Exercise brief:
Every entry below should be printed exactly, without its images.

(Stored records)
▬▬▬▬▬▬▬▬▬▬

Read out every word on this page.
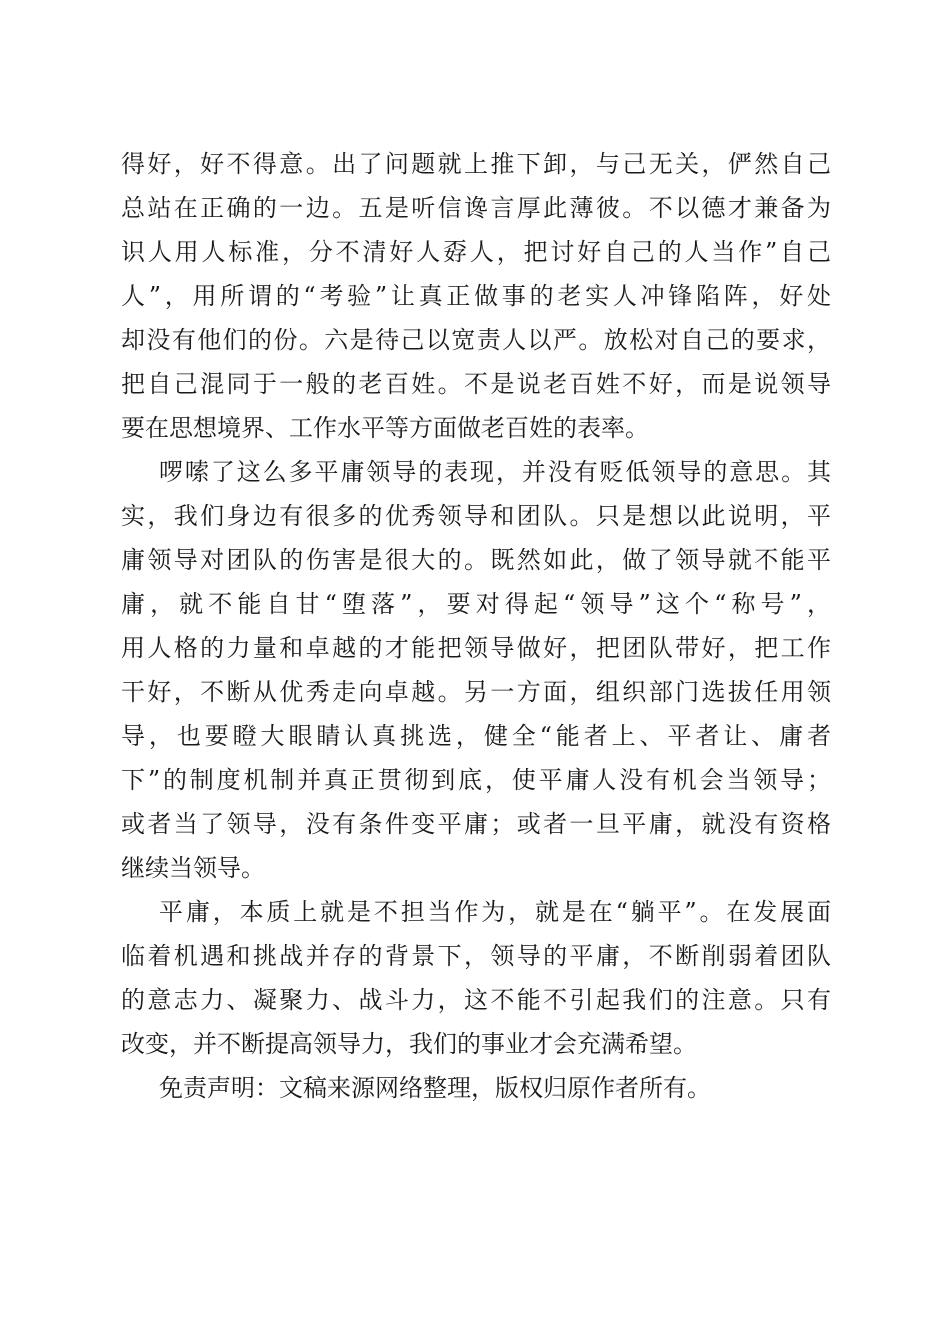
得好，好不得意。出了问题就上推下卸，与己无关，俨然自己
总站在正确的一边。五是听信谗言厚此薄彼。不以德才兼备为
识人用人标准，分不清好人孬人，把讨好自己的人当作”自己
人”，用所谓的“考验”让真正做事的老实人冲锋陷阵，好处
却没有他们的份。六是待己以宽责人以严。放松对自己的要求，
把自己混同于一般的老百姓。不是说老百姓不好，而是说领导
要在思想境界、工作水平等方面做老百姓的表率。
啰嗦了这么多平庸领导的表现，并没有贬低领导的意思。其
实，我们身边有很多的优秀领导和团队。只是想以此说明，平
庸领导对团队的伤害是很大的。既然如此，做了领导就不能平
庸，就不能自甘“堕落”，要对得起“领导”这个“称号”，
用人格的力量和卓越的才能把领导做好，把团队带好，把工作
干好，不断从优秀走向卓越。另一方面，组织部门选拔任用领
导，也要瞪大眼睛认真挑选，健全“能者上、平者让、庸者
下”的制度机制并真正贯彻到底，使平庸人没有机会当领导；
或者当了领导，没有条件变平庸；或者一旦平庸，就没有资格
继续当领导。
平庸，本质上就是不担当作为，就是在“躺平”。在发展面
临着机遇和挑战并存的背景下，领导的平庸，不断削弱着团队
的意志力、凝聚力、战斗力，这不能不引起我们的注意。只有
改变，并不断提高领导力，我们的事业才会充满希望。
免责声明：文稿来源网络整理，版权归原作者所有。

▬▬▬▬▬▬▬▬▬▬

Result of the task:
Read out every word on this page.
得好，好不得意。出了问题就上推下卸，与己无关，俨然自己
总站在正确的一边。五是听信谗言厚此薄彼。不以德才兼备为
识人用人标准，分不清好人孬人，把讨好自己的人当作”自己
人”，用所谓的“考验”让真正做事的老实人冲锋陷阵，好处
却没有他们的份。六是待己以宽责人以严。放松对自己的要求，
把自己混同于一般的老百姓。不是说老百姓不好，而是说领导
要在思想境界、工作水平等方面做老百姓的表率。
啰嗦了这么多平庸领导的表现，并没有贬低领导的意思。其
实，我们身边有很多的优秀领导和团队。只是想以此说明，平
庸领导对团队的伤害是很大的。既然如此，做了领导就不能平
庸，就不能自甘“堕落”，要对得起“领导”这个“称号”，
用人格的力量和卓越的才能把领导做好，把团队带好，把工作
干好，不断从优秀走向卓越。另一方面，组织部门选拔任用领
导，也要瞪大眼睛认真挑选，健全“能者上、平者让、庸者
下”的制度机制并真正贯彻到底，使平庸人没有机会当领导；
或者当了领导，没有条件变平庸；或者一旦平庸，就没有资格
继续当领导。
平庸，本质上就是不担当作为，就是在“躺平”。在发展面
临着机遇和挑战并存的背景下，领导的平庸，不断削弱着团队
的意志力、凝聚力、战斗力，这不能不引起我们的注意。只有
改变，并不断提高领导力，我们的事业才会充满希望。
免责声明：文稿来源网络整理，版权归原作者所有。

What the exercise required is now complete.